WRITTEN INSTRUCTION A: List every word or phrase that the Storm mailing list thread sets off with quotation marks or asterisks.

---------- EXCERPT TO READ ----------

You are viewing a plain text version of this content. The canonical link for it is here.
Posted to user@storm.apache.org by Roberto Coluccio <ro...@gmail.com> on 2014/03/05 17:52:36 UTC

Storm stream grouping examples

Hello folks,

I was unable to find any complete example (or, better, related work in the
scientific literature) in which (almost) all the *stream grouping
policies*have been used and compared. Do you have any reference you
could please
share with me?

Thank you and best regards,

Roberto Coluccio

Re: Storm stream grouping examples

Posted by Roberto Coluccio <ro...@gmail.com>.
Thank you guys, I was looking for a benchmark in order to add it to an
"official" document as a reference. Somebody asked me to do this, and I
agree that the choice of the grouping policy 90% depends on the business
logic. I was just wondering I there was any "public result" I wasn't able
to find!

---------- TASK INPUTS ----------

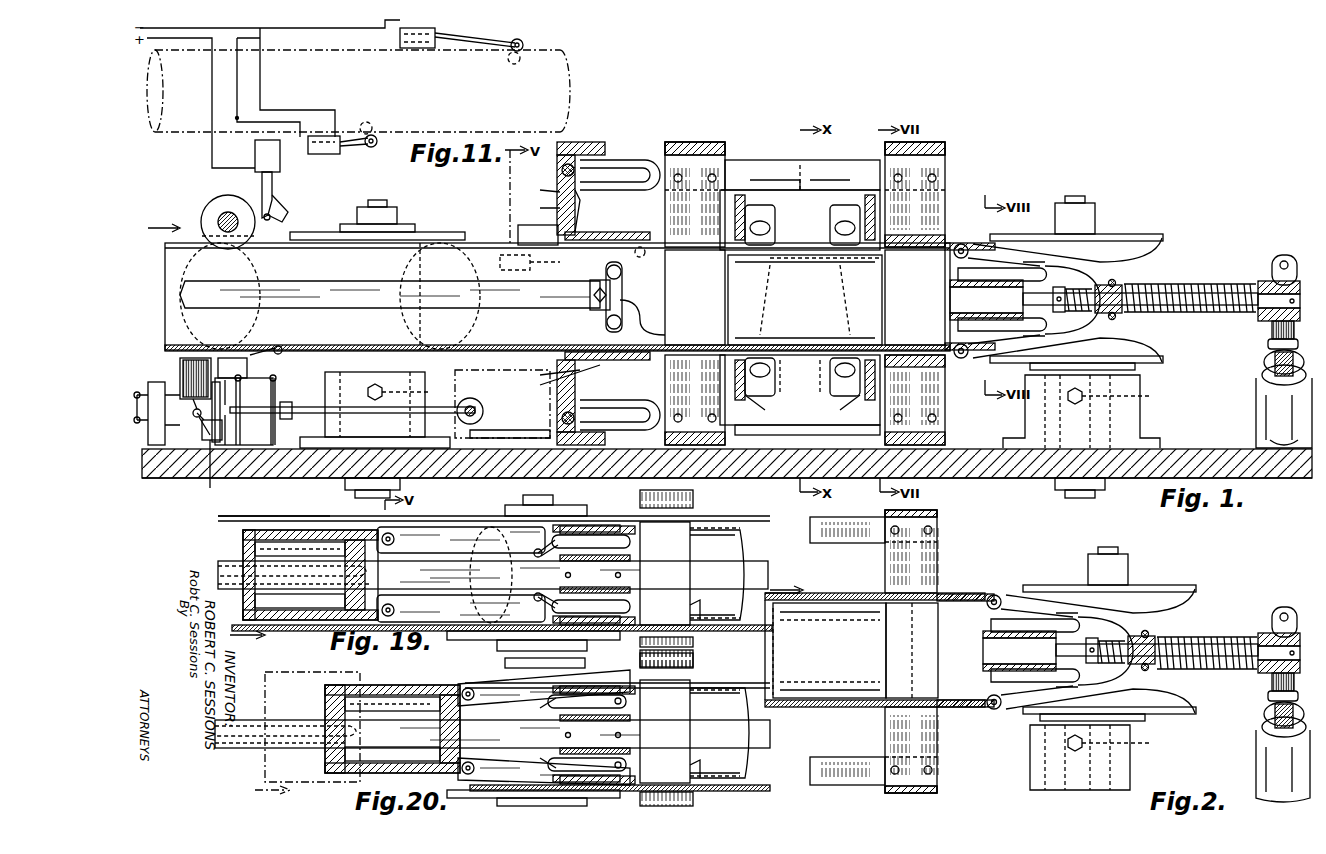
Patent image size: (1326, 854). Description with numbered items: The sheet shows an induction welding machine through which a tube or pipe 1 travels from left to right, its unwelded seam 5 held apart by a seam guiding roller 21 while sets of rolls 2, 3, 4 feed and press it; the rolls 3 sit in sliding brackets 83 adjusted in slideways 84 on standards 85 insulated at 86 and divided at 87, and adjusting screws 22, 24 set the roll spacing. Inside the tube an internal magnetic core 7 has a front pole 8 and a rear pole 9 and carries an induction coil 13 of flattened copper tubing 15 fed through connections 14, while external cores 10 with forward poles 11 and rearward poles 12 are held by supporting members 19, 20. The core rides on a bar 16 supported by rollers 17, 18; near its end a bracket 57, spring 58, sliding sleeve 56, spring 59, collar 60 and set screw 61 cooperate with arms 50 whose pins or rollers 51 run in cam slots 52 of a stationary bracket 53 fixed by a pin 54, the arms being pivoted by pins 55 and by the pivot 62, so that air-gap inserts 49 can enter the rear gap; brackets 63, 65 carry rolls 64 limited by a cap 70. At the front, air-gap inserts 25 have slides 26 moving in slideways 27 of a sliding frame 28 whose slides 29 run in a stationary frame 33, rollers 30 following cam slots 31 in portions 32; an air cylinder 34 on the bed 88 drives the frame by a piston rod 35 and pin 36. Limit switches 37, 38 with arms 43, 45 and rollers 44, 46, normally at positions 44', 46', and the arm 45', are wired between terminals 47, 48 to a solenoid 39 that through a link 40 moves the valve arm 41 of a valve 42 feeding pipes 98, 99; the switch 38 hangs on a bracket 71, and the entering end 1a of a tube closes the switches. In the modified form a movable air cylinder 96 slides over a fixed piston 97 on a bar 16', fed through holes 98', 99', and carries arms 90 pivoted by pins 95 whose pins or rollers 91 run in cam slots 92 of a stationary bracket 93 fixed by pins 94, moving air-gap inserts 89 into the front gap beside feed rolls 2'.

In FIG. 11, the tube or pipe 1 is at (560, 90).
In FIG. 1, the tube or pipe 1 is at (200, 330).
In FIG. 19, the tube or pipe 1 is at (292, 626).
In FIG. 20, the tube or pipe 1 is at (290, 790).
In FIG. 2, the tube or pipe 1 is at (828, 707).
In FIG. 20, the entering end of the tube 1a is at (360, 672).
In FIG. 1, the rolls 2 is at (392, 216).
In FIG. 19, the feed rolls 2' is at (533, 571).
In FIG. 20, the feed rolls 2' is at (533, 727).
In FIG. 1, the rolls 3 is at (862, 380).
In FIG. 1, the rolls 4 is at (1150, 258).
In FIG. 2, the rolls 4 is at (1165, 610).
In FIG. 1, the unwelded seam 5 is at (312, 232).
In FIG. 19, the unwelded seam 5 is at (300, 516).
In FIG. 2, the unwelded seam 5 is at (778, 590).
In FIG. 1, the internal magnetic core 7 is at (805, 300).
In FIG. 19, the internal magnetic core 7 is at (745, 570).
In FIG. 20, the internal magnetic core 7 is at (748, 733).
In FIG. 2, the internal magnetic core 7 is at (829, 650).
In FIG. 1, the front pole 8 is at (695, 297).
In FIG. 19, the front pole 8 is at (665, 573).
In FIG. 20, the front pole 8 is at (665, 731).
In FIG. 1, the rear pole 9 is at (915, 297).
In FIG. 2, the rear pole 9 is at (912, 650).
In FIG. 1, the external magnetic cores 10 is at (808, 448).
In FIG. 2, the external magnetic cores 10 is at (830, 782).
In FIG. 1, the forward poles 11 is at (715, 470).
In FIG. 19, the forward poles 11 is at (693, 642).
In FIG. 20, the forward poles 11 is at (693, 798).
In FIG. 1, the rearward poles 12 is at (918, 385).
In FIG. 2, the rearward poles 12 is at (940, 720).
In FIG. 1, the induction coil 13 is at (805, 360).
In FIG. 19, the induction coil 13 is at (745, 540).
In FIG. 20, the induction coil 13 is at (745, 775).
In FIG. 2, the induction coil 13 is at (805, 707).
In FIG. 1, the connections 14 is at (665, 330).
In FIG. 19, the connections 14 is at (700, 600).
In FIG. 20, the connections 14 is at (700, 760).
In FIG. 1, the flattened copper tubing 15 is at (590, 298).
In FIG. 1, the bar 16 is at (719, 294).
In FIG. 2, the bar 16 is at (1157, 632).
In FIG. 19, the bar 16' is at (493, 575).
In FIG. 20, the bar 16' is at (492, 734).
In FIG. 1, the rollers 17 is at (606, 325).
In FIG. 1, the rollers 18 is at (1262, 328).
In FIG. 2, the rollers 18 is at (1262, 680).
In FIG. 1, the supporting member 19 is at (730, 470).
In FIG. 1, the supporting member 20 is at (950, 470).
In FIG. 2, the supporting member 20 is at (950, 805).
In FIG. 1, the seam guiding roller 21 is at (213, 210).
In FIG. 1, the adjusting screw 22 is at (387, 404).
In FIG. 1, the adjusting screw 24 is at (1087, 411).
In FIG. 2, the adjusting screw 24 is at (1099, 757).
In FIG. 1, the air-gap inserts 25 is at (615, 360).
In FIG. 1, the slides 26 is at (555, 188).
In FIG. 1, the slideways 27 is at (535, 292).
In FIG. 1, the sliding frame 28 is at (510, 418).
In FIG. 1, the slides 29 is at (490, 448).
In FIG. 1, the rollers 30 is at (590, 385).
In FIG. 1, the cam slots 31 is at (640, 400).
In FIG. 1, the longitudinally extending portions 32 is at (648, 445).
In FIG. 1, the stationary frame 33 is at (600, 447).
In FIG. 1, the air cylinder 34 is at (222, 440).
In FIG. 1, the piston rod 35 is at (400, 448).
In FIG. 1, the pin 36 is at (468, 425).
In FIG. 11, the limit switch 37 is at (328, 155).
In FIG. 1, the limit switch 37 is at (240, 358).
In FIG. 11, the limit switch 38 is at (420, 49).
In FIG. 1, the limit switch 38 is at (500, 265).
In FIG. 11, the solenoid 39 is at (255, 155).
In FIG. 1, the solenoid 39 is at (185, 365).
In FIG. 11, the link 40 is at (264, 190).
In FIG. 1, the link 40 is at (193, 415).
In FIG. 11, the valve arm 41 is at (290, 195).
In FIG. 1, the valve arm 41 is at (205, 440).
In FIG. 1, the valve 42 is at (200, 475).
In FIG. 11, the arm 43 is at (360, 150).
In FIG. 1, the arm 43 is at (275, 348).
In FIG. 11, the roller 44 is at (386, 158).
In FIG. 1, the roller 44 is at (291, 360).
In FIG. 11, the broken line position 44' is at (381, 114).
In FIG. 11, the arm 45 is at (475, 32).
In FIG. 1, the arm 45' is at (545, 267).
In FIG. 11, the roller 46 is at (528, 35).
In FIG. 1, the roller 46 is at (646, 233).
In FIG. 11, the broken line position 46' is at (515, 70).
In FIG. 11, the terminal 47 is at (180, 28).
In FIG. 11, the terminal 48 is at (172, 44).
In FIG. 1, the air-gap inserts 49 is at (945, 345).
In FIG. 2, the air-gap inserts 49 is at (960, 707).
In FIG. 1, the arms 50 is at (1045, 363).
In FIG. 2, the arms 50 is at (1105, 714).
In FIG. 1, the pins or rollers 51 is at (968, 355).
In FIG. 2, the pins or rollers 51 is at (1001, 706).
In FIG. 1, the cam slots 52 is at (1010, 331).
In FIG. 2, the cam slots 52 is at (1040, 682).
In FIG. 1, the stationary bracket 53 is at (950, 300).
In FIG. 2, the stationary bracket 53 is at (1003, 651).
In FIG. 1, the pin 54 is at (986, 300).
In FIG. 2, the pin 54 is at (1019, 651).
In FIG. 1, the pins 55 is at (1116, 318).
In FIG. 2, the pins 55 is at (1149, 669).
In FIG. 1, the sliding sleeve 56 is at (1122, 292).
In FIG. 2, the sliding sleeve 56 is at (1155, 656).
In FIG. 1, the bracket 57 is at (1272, 268).
In FIG. 2, the bracket 57 is at (1272, 620).
In FIG. 1, the spring 58 is at (1195, 316).
In FIG. 2, the spring 58 is at (1215, 670).
In FIG. 1, the spring 59 is at (1062, 287).
In FIG. 2, the spring 59 is at (1095, 638).
In FIG. 1, the collar 60 is at (1072, 312).
In FIG. 2, the collar 60 is at (1105, 664).
In FIG. 1, the set screw 61 is at (1085, 280).
In FIG. 2, the set screw 61 is at (1085, 640).
In FIG. 1, the pivot pin 62 is at (960, 358).
In FIG. 2, the pivot pin 62 is at (994, 710).
In FIG. 1, the brackets 63 is at (1260, 425).
In FIG. 2, the brackets 63 is at (1260, 774).
In FIG. 1, the rolls 64 is at (1268, 345).
In FIG. 2, the rolls 64 is at (1268, 697).
In FIG. 1, the brackets 65 is at (1268, 368).
In FIG. 2, the brackets 65 is at (1268, 720).
In FIG. 1, the cap 70 is at (1268, 385).
In FIG. 2, the cap 70 is at (1268, 740).
In FIG. 1, the bracket 71 is at (518, 232).
In FIG. 1, the sliding brackets 83 is at (802, 295).
In FIG. 1, the slideways 84 is at (875, 390).
In FIG. 1, the standards 85 is at (858, 470).
In FIG. 1, the insulation 86 is at (858, 470).
In FIG. 1, the insulation 87 is at (800, 381).
In FIG. 1, the bed 88 is at (1020, 480).
In FIG. 19, the air-gap inserts 89 is at (590, 626).
In FIG. 20, the air-gap inserts 89 is at (640, 785).
In FIG. 19, the arms 90 is at (425, 622).
In FIG. 20, the arms 90 is at (470, 782).
In FIG. 19, the pins or rollers 91 is at (540, 600).
In FIG. 20, the pins or rollers 91 is at (628, 766).
In FIG. 19, the cam slots 92 is at (630, 618).
In FIG. 20, the cam slots 92 is at (580, 790).
In FIG. 19, the stationary bracket 93 is at (635, 555).
In FIG. 20, the stationary bracket 93 is at (635, 716).
In FIG. 19, the pins 94 is at (593, 575).
In FIG. 20, the pins 94 is at (593, 735).
In FIG. 19, the pins 95 is at (392, 606).
In FIG. 20, the pins 95 is at (474, 765).
In FIG. 19, the movable air cylinder 96 is at (320, 530).
In FIG. 20, the movable air cylinder 96 is at (425, 678).
In FIG. 19, the fixed piston 97 is at (300, 575).
In FIG. 20, the fixed piston 97 is at (392, 727).
In FIG. 1, the pipe 98 is at (157, 441).
In FIG. 19, the hole 98' is at (276, 566).
In FIG. 20, the hole 98' is at (280, 758).
In FIG. 1, the pipe 99 is at (228, 440).
In FIG. 19, the hole 99' is at (275, 552).
In FIG. 20, the hole 99' is at (285, 711).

----------

WRITTEN INSTRUCTION B: Rewrite the entries from their start through the line containing "In FIG. 11, the tube", both ends included, replacing "seam guiding roller" with "seam guide roller" and changing nothing else. Leave the pictures out.

RESPONSE A:
stream grouping policies
official
public result

RESPONSE B:
Patent image size: (1326, 854). Description with numbered items: The sheet shows an induction welding machine through which a tube or pipe 1 travels from left to right, its unwelded seam 5 held apart by a seam guide roller 21 while sets of rolls 2, 3, 4 feed and press it; the rolls 3 sit in sliding brackets 83 adjusted in slideways 84 on standards 85 insulated at 86 and divided at 87, and adjusting screws 22, 24 set the roll spacing. Inside the tube an internal magnetic core 7 has a front pole 8 and a rear pole 9 and carries an induction coil 13 of flattened copper tubing 15 fed through connections 14, while external cores 10 with forward poles 11 and rearward poles 12 are held by supporting members 19, 20. The core rides on a bar 16 supported by rollers 17, 18; near its end a bracket 57, spring 58, sliding sleeve 56, spring 59, collar 60 and set screw 61 cooperate with arms 50 whose pins or rollers 51 run in cam slots 52 of a stationary bracket 53 fixed by a pin 54, the arms being pivoted by pins 55 and by the pivot 62, so that air-gap inserts 49 can enter the rear gap; brackets 63, 65 carry rolls 64 limited by a cap 70. At the front, air-gap inserts 25 have slides 26 moving in slideways 27 of a sliding frame 28 whose slides 29 run in a stationary frame 33, rollers 30 following cam slots 31 in portions 32; an air cylinder 34 on the bed 88 drives the frame by a piston rod 35 and pin 36. Limit switches 37, 38 with arms 43, 45 and rollers 44, 46, normally at positions 44', 46', and the arm 45', are wired between terminals 47, 48 to a solenoid 39 that through a link 40 moves the valve arm 41 of a valve 42 feeding pipes 98, 99; the switch 38 hangs on a bracket 71, and the entering end 1a of a tube closes the switches. In the modified form a movable air cylinder 96 slides over a fixed piston 97 on a bar 16', fed through holes 98', 99', and carries arms 90 pivoted by pins 95 whose pins or rollers 91 run in cam slots 92 of a stationary bracket 93 fixed by pins 94, moving air-gap inserts 89 into the front gap beside feed rolls 2'.

In FIG. 11, the tube or pipe 1 is at (560, 90).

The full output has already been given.